- _Goal_: Of the lines below, how many hold the string "AREA"? Give only the number.
Start of Task inputs
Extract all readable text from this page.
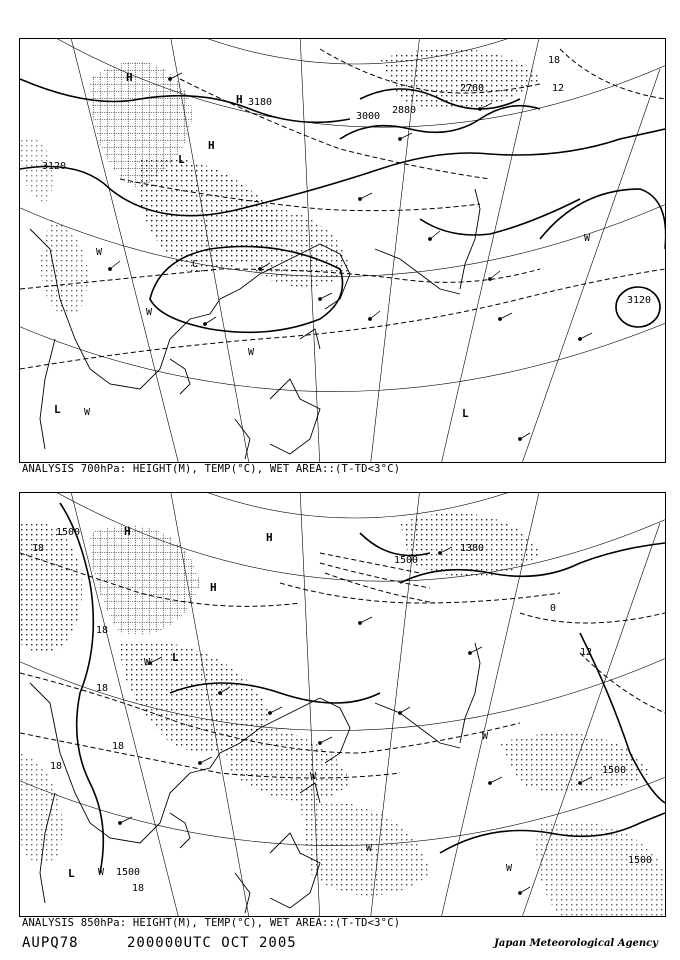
3120
3180
3000
2880
2760
3120
18
12
H
H
H
L
L	L
W
W
W
W
W
C
ANALYSIS 700hPa: HEIGHT(M), TEMP(°C), WET AREA::(T-TD<3°C)
1500
18
18
18
18
18
18
1500
1500
1500
1500
12
0
1380
H	H
H
L
L
W
W
W
W
W
W
ANALYSIS 850hPa: HEIGHT(M), TEMP(°C), WET AREA::(T-TD<3°C)
AUPQ78	200000UTC OCT 2005	Japan Meteorological Agency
End of Task inputs
- _The completed task_: 2